(Dataset listings of figures)
※

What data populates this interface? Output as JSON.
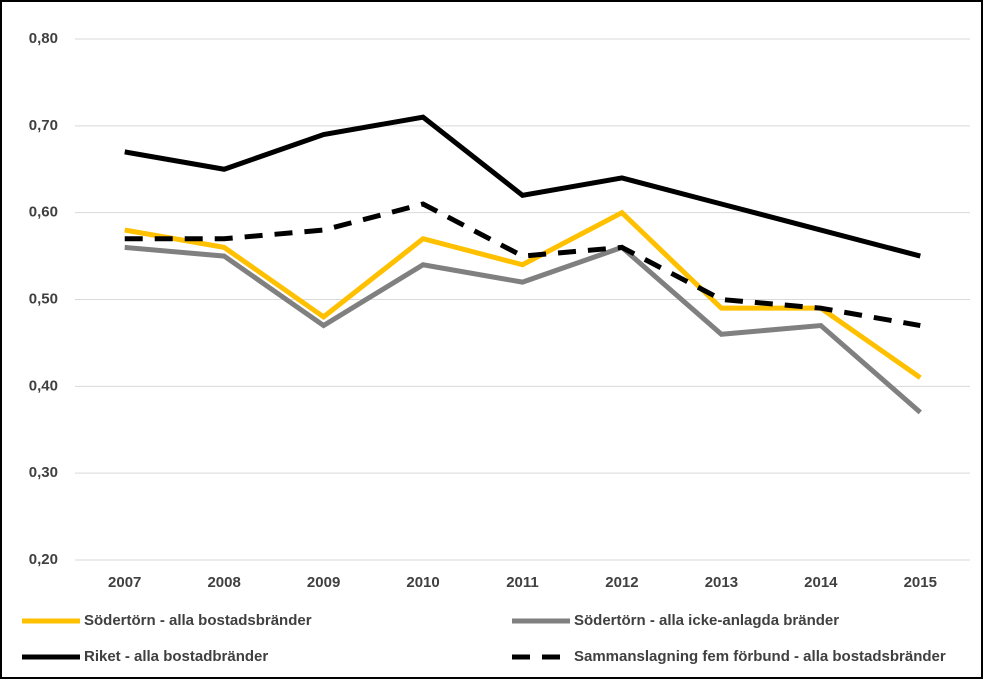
{
  "chart_data": {
    "type": "line",
    "categories": [
      "2007",
      "2008",
      "2009",
      "2010",
      "2011",
      "2012",
      "2013",
      "2014",
      "2015"
    ],
    "series": [
      {
        "name": "Södertörn - alla bostadsbränder",
        "color": "#ffc000",
        "values": [
          0.58,
          0.56,
          0.48,
          0.57,
          0.54,
          0.6,
          0.49,
          0.49,
          0.41
        ]
      },
      {
        "name": "Södertörn - alla icke-anlagda bränder",
        "color": "#808080",
        "values": [
          0.56,
          0.55,
          0.47,
          0.54,
          0.52,
          0.56,
          0.46,
          0.47,
          0.37
        ]
      },
      {
        "name": "Riket - alla bostadbränder",
        "color": "#000000",
        "values": [
          0.67,
          0.65,
          0.69,
          0.71,
          0.62,
          0.64,
          0.61,
          0.58,
          0.55
        ]
      },
      {
        "name": "Sammanslagning fem förbund - alla bostadsbränder",
        "color": "#000000",
        "dashed": true,
        "values": [
          0.57,
          0.57,
          0.58,
          0.61,
          0.55,
          0.56,
          0.5,
          0.49,
          0.47
        ]
      }
    ],
    "ylim": [
      0.2,
      0.8
    ],
    "yticks": [
      {
        "value": 0.2,
        "label": "0,20"
      },
      {
        "value": 0.3,
        "label": "0,30"
      },
      {
        "value": 0.4,
        "label": "0,40"
      },
      {
        "value": 0.5,
        "label": "0,50"
      },
      {
        "value": 0.6,
        "label": "0,60"
      },
      {
        "value": 0.7,
        "label": "0,70"
      },
      {
        "value": 0.8,
        "label": "0,80"
      }
    ],
    "grid": true,
    "legend": "bottom"
  }
}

※

• **DIRECTION**
Pictures excluded, quote all the data above exactly.

• **EXERCISE OUTPUT**
What data populates this interface? Output as JSON.
{
  "chart_data": {
    "type": "line",
    "categories": [
      "2007",
      "2008",
      "2009",
      "2010",
      "2011",
      "2012",
      "2013",
      "2014",
      "2015"
    ],
    "series": [
      {
        "name": "Södertörn - alla bostadsbränder",
        "color": "#ffc000",
        "values": [
          0.58,
          0.56,
          0.48,
          0.57,
          0.54,
          0.6,
          0.49,
          0.49,
          0.41
        ]
      },
      {
        "name": "Södertörn - alla icke-anlagda bränder",
        "color": "#808080",
        "values": [
          0.56,
          0.55,
          0.47,
          0.54,
          0.52,
          0.56,
          0.46,
          0.47,
          0.37
        ]
      },
      {
        "name": "Riket - alla bostadbränder",
        "color": "#000000",
        "values": [
          0.67,
          0.65,
          0.69,
          0.71,
          0.62,
          0.64,
          0.61,
          0.58,
          0.55
        ]
      },
      {
        "name": "Sammanslagning fem förbund - alla bostadsbränder",
        "color": "#000000",
        "dashed": true,
        "values": [
          0.57,
          0.57,
          0.58,
          0.61,
          0.55,
          0.56,
          0.5,
          0.49,
          0.47
        ]
      }
    ],
    "ylim": [
      0.2,
      0.8
    ],
    "yticks": [
      {
        "value": 0.2,
        "label": "0,20"
      },
      {
        "value": 0.3,
        "label": "0,30"
      },
      {
        "value": 0.4,
        "label": "0,40"
      },
      {
        "value": 0.5,
        "label": "0,50"
      },
      {
        "value": 0.6,
        "label": "0,60"
      },
      {
        "value": 0.7,
        "label": "0,70"
      },
      {
        "value": 0.8,
        "label": "0,80"
      }
    ],
    "grid": true,
    "legend": "bottom"
  }
}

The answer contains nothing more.